---------- Dataset content
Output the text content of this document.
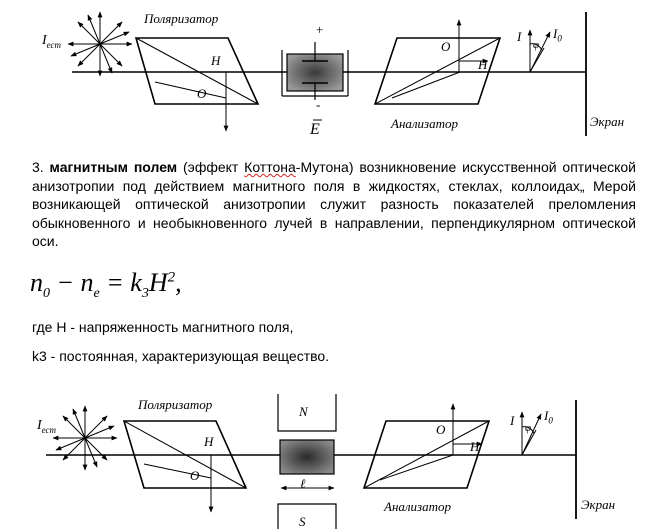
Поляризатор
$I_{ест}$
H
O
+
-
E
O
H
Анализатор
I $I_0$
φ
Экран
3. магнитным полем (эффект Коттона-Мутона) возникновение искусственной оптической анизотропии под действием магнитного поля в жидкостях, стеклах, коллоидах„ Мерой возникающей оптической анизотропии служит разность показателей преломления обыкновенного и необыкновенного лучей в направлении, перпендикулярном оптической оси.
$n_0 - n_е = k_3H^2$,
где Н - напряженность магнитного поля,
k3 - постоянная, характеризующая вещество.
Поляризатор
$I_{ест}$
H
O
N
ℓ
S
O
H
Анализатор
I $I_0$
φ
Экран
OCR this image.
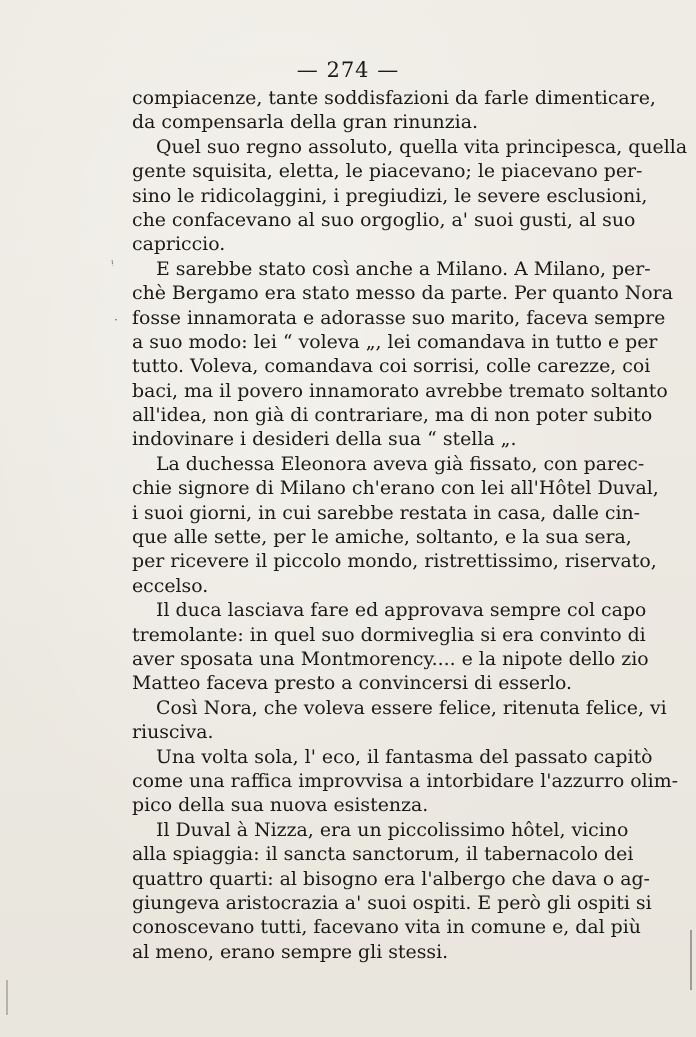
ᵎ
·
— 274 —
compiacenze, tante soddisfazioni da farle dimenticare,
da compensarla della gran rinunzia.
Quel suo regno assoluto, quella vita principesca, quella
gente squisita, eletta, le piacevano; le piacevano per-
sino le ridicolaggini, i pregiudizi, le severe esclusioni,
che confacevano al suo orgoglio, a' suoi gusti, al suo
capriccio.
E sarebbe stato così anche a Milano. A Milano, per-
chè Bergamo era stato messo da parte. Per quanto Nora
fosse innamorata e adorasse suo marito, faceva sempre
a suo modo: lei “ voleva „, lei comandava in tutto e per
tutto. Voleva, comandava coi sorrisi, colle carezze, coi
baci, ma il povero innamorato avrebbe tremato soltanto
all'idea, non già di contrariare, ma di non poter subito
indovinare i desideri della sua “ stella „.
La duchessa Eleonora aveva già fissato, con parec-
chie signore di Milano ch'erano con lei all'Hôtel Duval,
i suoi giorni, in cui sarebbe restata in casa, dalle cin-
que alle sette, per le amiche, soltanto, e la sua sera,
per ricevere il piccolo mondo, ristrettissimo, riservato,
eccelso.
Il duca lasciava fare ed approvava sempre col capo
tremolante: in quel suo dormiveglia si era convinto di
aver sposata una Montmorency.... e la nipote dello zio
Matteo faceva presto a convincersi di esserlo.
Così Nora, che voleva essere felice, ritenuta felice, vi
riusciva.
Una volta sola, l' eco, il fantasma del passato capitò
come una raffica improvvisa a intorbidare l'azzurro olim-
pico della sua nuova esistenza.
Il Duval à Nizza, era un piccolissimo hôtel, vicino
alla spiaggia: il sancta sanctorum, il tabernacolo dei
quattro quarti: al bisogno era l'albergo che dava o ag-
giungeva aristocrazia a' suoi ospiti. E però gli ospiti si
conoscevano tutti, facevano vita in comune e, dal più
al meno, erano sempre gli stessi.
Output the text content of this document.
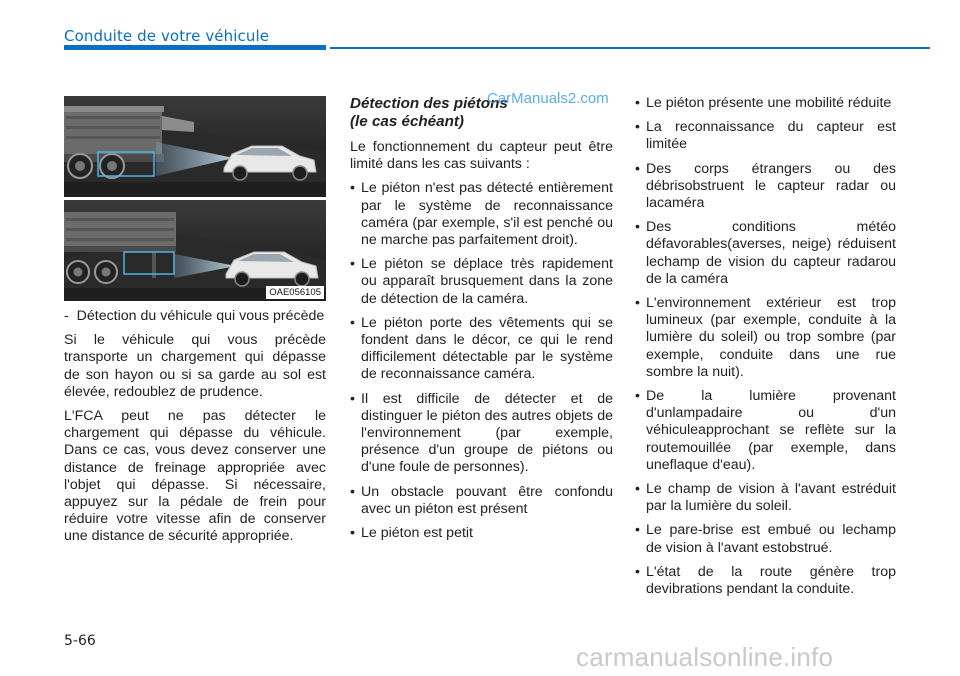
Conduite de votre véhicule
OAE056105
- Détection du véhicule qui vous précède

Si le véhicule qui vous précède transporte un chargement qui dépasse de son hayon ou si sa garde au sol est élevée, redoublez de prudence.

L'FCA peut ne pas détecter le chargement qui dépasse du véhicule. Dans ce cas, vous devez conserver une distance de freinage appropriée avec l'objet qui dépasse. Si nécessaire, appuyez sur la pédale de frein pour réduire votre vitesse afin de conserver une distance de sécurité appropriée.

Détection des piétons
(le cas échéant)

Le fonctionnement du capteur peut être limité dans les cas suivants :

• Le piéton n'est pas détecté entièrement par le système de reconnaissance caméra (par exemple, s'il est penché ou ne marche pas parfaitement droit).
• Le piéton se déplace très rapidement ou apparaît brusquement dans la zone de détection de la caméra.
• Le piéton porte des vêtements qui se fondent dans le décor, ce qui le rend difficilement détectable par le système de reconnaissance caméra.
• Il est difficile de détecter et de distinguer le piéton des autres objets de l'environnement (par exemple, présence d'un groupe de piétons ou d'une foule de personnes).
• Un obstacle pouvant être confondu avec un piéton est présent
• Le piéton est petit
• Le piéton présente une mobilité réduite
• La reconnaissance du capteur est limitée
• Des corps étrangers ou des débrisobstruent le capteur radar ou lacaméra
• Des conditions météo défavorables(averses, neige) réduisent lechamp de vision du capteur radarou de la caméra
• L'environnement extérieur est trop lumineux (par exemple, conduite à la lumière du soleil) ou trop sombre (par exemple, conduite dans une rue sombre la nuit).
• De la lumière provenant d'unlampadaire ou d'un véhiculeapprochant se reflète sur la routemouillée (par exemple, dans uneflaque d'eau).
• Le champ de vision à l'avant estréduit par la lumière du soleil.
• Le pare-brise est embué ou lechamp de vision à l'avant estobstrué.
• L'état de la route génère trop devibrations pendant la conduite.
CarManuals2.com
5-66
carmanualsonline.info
--------------------
### Task
Restate each entry word for word, leaving out any pictures.

### Solution for this exercise
Output the text content of this document.
Поляризатор
$I_{ест}$
H
O
+
-
E
O
H
Анализатор
I $I_0$
φ
Экран
3. магнитным полем (эффект Коттона-Мутона) возникновение искусственной оптической анизотропии под действием магнитного поля в жидкостях, стеклах, коллоидах„ Мерой возникающей оптической анизотропии служит разность показателей преломления обыкновенного и необыкновенного лучей в направлении, перпендикулярном оптической оси.
$n_0 - n_е = k_3H^2$,
где Н - напряженность магнитного поля,
k3 - постоянная, характеризующая вещество.
Поляризатор
$I_{ест}$
H
O
N
ℓ
S
O
H
Анализатор
I $I_0$
φ
Экран
OCR this image.
ᵎ
·
— 274 —
compiacenze, tante soddisfazioni da farle dimenticare,
da compensarla della gran rinunzia.
Quel suo regno assoluto, quella vita principesca, quella
gente squisita, eletta, le piacevano; le piacevano per-
sino le ridicolaggini, i pregiudizi, le severe esclusioni,
che confacevano al suo orgoglio, a' suoi gusti, al suo
capriccio.
E sarebbe stato così anche a Milano. A Milano, per-
chè Bergamo era stato messo da parte. Per quanto Nora
fosse innamorata e adorasse suo marito, faceva sempre
a suo modo: lei “ voleva „, lei comandava in tutto e per
tutto. Voleva, comandava coi sorrisi, colle carezze, coi
baci, ma il povero innamorato avrebbe tremato soltanto
all'idea, non già di contrariare, ma di non poter subito
indovinare i desideri della sua “ stella „.
La duchessa Eleonora aveva già fissato, con parec-
chie signore di Milano ch'erano con lei all'Hôtel Duval,
i suoi giorni, in cui sarebbe restata in casa, dalle cin-
que alle sette, per le amiche, soltanto, e la sua sera,
per ricevere il piccolo mondo, ristrettissimo, riservato,
eccelso.
Il duca lasciava fare ed approvava sempre col capo
tremolante: in quel suo dormiveglia si era convinto di
aver sposata una Montmorency.... e la nipote dello zio
Matteo faceva presto a convincersi di esserlo.
Così Nora, che voleva essere felice, ritenuta felice, vi
riusciva.
Una volta sola, l' eco, il fantasma del passato capitò
come una raffica improvvisa a intorbidare l'azzurro olim-
pico della sua nuova esistenza.
Il Duval à Nizza, era un piccolissimo hôtel, vicino
alla spiaggia: il sancta sanctorum, il tabernacolo dei
quattro quarti: al bisogno era l'albergo che dava o ag-
giungeva aristocrazia a' suoi ospiti. E però gli ospiti si
conoscevano tutti, facevano vita in comune e, dal più
al meno, erano sempre gli stessi.
Output the text content of this document.
Conduite de votre véhicule
OAE056105
- Détection du véhicule qui vous précède

Si le véhicule qui vous précède transporte un chargement qui dépasse de son hayon ou si sa garde au sol est élevée, redoublez de prudence.

L'FCA peut ne pas détecter le chargement qui dépasse du véhicule. Dans ce cas, vous devez conserver une distance de freinage appropriée avec l'objet qui dépasse. Si nécessaire, appuyez sur la pédale de frein pour réduire votre vitesse afin de conserver une distance de sécurité appropriée.

Détection des piétons
(le cas échéant)

Le fonctionnement du capteur peut être limité dans les cas suivants :

• Le piéton n'est pas détecté entièrement par le système de reconnaissance caméra (par exemple, s'il est penché ou ne marche pas parfaitement droit).
• Le piéton se déplace très rapidement ou apparaît brusquement dans la zone de détection de la caméra.
• Le piéton porte des vêtements qui se fondent dans le décor, ce qui le rend difficilement détectable par le système de reconnaissance caméra.
• Il est difficile de détecter et de distinguer le piéton des autres objets de l'environnement (par exemple, présence d'un groupe de piétons ou d'une foule de personnes).
• Un obstacle pouvant être confondu avec un piéton est présent
• Le piéton est petit
• Le piéton présente une mobilité réduite
• La reconnaissance du capteur est limitée
• Des corps étrangers ou des débrisobstruent le capteur radar ou lacaméra
• Des conditions météo défavorables(averses, neige) réduisent lechamp de vision du capteur radarou de la caméra
• L'environnement extérieur est trop lumineux (par exemple, conduite à la lumière du soleil) ou trop sombre (par exemple, conduite dans une rue sombre la nuit).
• De la lumière provenant d'unlampadaire ou d'un véhiculeapprochant se reflète sur la routemouillée (par exemple, dans uneflaque d'eau).
• Le champ de vision à l'avant estréduit par la lumière du soleil.
• Le pare-brise est embué ou lechamp de vision à l'avant estobstrué.
• L'état de la route génère trop devibrations pendant la conduite.
CarManuals2.com
5-66
carmanualsonline.info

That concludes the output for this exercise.